** start of Extracted entries **
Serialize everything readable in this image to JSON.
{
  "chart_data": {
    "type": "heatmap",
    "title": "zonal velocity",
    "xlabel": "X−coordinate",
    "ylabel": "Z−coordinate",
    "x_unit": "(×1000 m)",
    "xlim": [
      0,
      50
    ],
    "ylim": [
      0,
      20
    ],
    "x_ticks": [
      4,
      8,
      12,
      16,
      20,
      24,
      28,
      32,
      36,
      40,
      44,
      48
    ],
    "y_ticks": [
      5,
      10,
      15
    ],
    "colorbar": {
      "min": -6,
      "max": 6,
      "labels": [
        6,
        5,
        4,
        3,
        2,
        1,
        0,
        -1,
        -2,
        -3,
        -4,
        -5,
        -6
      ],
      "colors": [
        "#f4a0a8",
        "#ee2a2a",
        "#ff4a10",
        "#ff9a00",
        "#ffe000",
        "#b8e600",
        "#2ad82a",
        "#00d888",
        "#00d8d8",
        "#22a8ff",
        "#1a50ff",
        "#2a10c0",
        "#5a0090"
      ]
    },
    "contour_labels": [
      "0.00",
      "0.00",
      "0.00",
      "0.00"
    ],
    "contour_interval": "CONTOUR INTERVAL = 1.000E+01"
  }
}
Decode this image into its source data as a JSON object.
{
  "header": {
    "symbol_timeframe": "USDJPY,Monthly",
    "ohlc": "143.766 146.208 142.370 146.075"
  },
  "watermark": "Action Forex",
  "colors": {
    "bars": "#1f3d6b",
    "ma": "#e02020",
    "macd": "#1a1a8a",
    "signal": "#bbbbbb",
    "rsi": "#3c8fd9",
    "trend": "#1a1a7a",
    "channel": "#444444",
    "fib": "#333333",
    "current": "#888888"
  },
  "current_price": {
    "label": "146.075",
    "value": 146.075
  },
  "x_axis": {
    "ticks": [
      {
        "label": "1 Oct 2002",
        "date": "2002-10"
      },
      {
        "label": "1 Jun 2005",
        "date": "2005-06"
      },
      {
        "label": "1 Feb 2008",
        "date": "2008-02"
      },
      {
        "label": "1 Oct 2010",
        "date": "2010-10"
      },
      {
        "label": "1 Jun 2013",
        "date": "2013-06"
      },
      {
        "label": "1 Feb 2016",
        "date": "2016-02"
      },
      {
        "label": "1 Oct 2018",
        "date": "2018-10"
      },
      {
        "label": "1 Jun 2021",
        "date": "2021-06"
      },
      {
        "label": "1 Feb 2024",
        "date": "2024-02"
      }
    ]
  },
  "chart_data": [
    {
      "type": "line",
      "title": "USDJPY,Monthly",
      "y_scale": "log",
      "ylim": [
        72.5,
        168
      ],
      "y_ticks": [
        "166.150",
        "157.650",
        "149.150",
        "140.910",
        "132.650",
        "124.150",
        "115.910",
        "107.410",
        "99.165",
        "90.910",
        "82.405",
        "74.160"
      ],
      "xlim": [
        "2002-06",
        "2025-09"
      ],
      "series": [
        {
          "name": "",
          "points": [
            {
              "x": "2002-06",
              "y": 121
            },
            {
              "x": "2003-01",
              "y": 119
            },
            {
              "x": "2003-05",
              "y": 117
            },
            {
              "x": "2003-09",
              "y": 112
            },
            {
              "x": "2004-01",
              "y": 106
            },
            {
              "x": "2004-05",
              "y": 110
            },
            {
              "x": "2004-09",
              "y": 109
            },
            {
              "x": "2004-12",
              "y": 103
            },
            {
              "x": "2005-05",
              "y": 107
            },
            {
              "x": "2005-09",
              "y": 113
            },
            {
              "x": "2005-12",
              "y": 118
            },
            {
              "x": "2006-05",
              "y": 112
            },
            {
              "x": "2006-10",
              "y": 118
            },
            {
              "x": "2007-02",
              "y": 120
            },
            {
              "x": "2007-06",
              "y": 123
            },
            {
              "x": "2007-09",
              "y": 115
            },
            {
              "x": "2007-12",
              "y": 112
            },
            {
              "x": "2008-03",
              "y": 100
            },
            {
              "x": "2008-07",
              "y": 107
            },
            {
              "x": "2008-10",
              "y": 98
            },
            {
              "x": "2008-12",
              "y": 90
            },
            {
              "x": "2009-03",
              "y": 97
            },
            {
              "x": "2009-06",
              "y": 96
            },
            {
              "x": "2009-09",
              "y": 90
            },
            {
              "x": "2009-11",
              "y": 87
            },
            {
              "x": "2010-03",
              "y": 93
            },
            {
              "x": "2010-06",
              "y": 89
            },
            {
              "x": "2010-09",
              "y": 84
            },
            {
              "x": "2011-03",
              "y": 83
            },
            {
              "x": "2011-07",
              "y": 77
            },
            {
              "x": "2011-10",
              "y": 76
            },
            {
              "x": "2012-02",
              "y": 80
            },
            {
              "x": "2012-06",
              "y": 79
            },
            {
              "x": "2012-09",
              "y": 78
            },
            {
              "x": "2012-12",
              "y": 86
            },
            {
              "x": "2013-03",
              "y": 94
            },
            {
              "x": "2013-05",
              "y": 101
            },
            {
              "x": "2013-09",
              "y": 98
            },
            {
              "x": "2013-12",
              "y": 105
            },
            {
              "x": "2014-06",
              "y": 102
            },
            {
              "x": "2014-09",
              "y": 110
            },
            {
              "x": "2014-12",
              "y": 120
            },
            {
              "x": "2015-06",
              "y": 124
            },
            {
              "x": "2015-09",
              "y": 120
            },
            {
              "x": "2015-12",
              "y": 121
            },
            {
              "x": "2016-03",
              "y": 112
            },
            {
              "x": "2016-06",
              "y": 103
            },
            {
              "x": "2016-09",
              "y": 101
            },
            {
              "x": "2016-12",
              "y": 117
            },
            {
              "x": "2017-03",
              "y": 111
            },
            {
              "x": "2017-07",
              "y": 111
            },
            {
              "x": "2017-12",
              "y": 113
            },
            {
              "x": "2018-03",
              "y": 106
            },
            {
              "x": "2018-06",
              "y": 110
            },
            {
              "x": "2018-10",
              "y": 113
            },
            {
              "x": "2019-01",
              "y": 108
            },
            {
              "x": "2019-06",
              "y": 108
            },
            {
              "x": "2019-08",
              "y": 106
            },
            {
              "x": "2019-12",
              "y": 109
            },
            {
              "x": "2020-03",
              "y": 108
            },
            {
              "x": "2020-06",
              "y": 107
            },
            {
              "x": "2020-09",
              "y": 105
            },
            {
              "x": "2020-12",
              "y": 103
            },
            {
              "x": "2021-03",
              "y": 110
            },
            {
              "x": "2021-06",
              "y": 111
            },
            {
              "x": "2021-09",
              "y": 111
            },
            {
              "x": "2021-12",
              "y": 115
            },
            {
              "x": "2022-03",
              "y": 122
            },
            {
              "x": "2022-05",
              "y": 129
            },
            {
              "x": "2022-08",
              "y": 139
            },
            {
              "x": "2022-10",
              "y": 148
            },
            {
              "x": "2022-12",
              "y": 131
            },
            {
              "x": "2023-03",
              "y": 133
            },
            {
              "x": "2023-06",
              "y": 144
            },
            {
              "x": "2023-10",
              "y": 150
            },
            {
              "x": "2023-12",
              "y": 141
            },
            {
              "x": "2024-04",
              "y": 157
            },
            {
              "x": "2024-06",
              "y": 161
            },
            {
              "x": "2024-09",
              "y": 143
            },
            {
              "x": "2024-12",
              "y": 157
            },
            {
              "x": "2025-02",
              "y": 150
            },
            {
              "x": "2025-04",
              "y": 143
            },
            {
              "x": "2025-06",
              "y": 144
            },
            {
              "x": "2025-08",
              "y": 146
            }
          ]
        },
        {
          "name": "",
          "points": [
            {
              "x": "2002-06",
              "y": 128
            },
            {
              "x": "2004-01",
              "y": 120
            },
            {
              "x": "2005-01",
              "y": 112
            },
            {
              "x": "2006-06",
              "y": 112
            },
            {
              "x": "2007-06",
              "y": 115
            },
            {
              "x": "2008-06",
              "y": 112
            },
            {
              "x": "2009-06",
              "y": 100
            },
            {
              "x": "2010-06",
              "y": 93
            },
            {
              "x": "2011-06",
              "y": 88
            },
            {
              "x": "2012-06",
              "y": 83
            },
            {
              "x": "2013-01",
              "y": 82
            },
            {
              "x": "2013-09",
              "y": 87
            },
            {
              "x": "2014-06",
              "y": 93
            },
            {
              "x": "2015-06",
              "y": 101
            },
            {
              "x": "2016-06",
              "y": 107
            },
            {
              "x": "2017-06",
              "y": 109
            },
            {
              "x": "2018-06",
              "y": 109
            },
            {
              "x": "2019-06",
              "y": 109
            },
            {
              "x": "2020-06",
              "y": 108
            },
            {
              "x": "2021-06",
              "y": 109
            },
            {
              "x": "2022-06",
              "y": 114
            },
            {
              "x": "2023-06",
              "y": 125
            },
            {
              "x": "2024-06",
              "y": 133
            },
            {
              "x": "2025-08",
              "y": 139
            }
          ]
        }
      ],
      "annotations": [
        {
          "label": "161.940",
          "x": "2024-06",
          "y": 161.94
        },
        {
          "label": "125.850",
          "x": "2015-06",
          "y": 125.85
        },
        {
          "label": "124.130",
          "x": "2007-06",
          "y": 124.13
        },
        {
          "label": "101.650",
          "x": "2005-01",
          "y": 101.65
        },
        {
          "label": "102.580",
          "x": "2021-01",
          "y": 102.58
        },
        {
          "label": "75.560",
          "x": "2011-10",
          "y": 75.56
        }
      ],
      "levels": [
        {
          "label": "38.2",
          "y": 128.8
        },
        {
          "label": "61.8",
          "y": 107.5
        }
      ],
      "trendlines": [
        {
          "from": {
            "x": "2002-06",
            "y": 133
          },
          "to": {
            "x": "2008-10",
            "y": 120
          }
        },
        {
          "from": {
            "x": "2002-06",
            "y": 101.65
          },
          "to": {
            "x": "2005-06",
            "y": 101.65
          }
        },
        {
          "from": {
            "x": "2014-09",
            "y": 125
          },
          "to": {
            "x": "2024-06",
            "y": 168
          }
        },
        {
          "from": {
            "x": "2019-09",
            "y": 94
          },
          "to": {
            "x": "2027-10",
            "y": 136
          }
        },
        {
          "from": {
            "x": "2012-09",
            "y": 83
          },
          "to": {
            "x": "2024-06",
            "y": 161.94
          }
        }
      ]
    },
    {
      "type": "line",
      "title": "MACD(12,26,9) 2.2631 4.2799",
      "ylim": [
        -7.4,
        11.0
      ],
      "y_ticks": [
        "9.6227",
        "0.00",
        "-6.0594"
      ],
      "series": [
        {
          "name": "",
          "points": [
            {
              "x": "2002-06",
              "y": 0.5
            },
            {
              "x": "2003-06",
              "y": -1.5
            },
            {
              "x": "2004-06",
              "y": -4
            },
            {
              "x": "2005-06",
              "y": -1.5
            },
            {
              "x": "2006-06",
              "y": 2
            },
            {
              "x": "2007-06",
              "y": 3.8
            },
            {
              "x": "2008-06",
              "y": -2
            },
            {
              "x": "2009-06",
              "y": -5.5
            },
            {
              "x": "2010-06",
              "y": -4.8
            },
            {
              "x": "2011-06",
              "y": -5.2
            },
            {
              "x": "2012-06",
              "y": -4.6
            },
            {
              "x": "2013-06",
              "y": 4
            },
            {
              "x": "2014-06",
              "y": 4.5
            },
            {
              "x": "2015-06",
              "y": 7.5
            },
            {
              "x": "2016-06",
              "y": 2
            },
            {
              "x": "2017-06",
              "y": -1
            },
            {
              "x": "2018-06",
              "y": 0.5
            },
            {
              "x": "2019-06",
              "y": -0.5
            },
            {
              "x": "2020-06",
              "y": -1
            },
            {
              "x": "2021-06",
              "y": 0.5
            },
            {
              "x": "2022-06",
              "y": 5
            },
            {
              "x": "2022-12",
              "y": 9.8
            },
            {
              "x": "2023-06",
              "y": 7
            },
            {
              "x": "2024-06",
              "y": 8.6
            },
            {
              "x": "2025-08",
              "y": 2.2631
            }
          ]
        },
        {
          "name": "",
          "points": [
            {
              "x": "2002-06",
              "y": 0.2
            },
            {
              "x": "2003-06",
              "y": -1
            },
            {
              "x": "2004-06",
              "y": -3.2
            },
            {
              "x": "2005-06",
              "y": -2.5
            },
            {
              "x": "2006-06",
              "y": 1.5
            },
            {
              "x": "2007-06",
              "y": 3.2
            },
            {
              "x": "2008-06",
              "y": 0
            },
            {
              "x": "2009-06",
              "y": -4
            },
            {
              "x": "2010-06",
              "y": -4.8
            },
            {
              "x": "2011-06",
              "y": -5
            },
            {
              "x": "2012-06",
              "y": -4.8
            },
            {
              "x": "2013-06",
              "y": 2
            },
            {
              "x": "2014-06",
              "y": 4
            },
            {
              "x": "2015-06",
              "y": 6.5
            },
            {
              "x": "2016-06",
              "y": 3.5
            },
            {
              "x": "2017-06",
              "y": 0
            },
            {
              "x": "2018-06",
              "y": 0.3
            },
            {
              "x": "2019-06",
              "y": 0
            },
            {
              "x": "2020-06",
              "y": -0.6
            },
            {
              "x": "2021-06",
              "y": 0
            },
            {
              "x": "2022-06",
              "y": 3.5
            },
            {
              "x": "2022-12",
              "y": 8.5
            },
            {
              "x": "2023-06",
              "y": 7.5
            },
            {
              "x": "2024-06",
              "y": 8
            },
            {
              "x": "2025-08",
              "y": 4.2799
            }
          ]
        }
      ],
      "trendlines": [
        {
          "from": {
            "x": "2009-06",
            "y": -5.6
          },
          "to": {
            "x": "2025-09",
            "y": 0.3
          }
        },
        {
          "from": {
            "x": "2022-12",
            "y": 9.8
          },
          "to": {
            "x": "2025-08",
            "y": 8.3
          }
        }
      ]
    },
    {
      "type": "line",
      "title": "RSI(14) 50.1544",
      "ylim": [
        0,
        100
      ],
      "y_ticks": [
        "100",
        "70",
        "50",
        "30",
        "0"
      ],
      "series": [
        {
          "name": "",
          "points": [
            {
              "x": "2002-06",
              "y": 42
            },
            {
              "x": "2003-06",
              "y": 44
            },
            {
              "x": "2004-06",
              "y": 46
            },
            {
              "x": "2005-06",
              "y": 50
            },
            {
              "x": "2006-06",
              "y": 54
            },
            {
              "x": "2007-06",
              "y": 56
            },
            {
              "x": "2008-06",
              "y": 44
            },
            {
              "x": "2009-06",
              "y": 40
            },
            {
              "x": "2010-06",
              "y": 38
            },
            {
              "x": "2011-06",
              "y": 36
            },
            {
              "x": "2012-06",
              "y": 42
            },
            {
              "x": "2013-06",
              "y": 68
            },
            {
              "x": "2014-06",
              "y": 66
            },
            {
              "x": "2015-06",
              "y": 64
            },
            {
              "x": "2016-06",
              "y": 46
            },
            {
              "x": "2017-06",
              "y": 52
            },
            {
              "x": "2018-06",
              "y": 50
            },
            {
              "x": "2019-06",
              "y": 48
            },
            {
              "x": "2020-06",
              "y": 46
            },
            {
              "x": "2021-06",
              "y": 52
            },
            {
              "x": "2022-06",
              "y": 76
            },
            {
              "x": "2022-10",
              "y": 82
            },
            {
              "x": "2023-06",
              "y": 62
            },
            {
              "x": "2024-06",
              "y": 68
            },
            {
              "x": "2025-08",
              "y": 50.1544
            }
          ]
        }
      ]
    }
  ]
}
** end of Extracted entries **
> [Short exercise]:
Above are the records. Identify each line that contains the word "title".

> [Complete response]:
    "title": "zonal velocity",
      "title": "USDJPY,Monthly",
      "title": "MACD(12,26,9) 2.2631 4.2799",
      "title": "RSI(14) 50.1544",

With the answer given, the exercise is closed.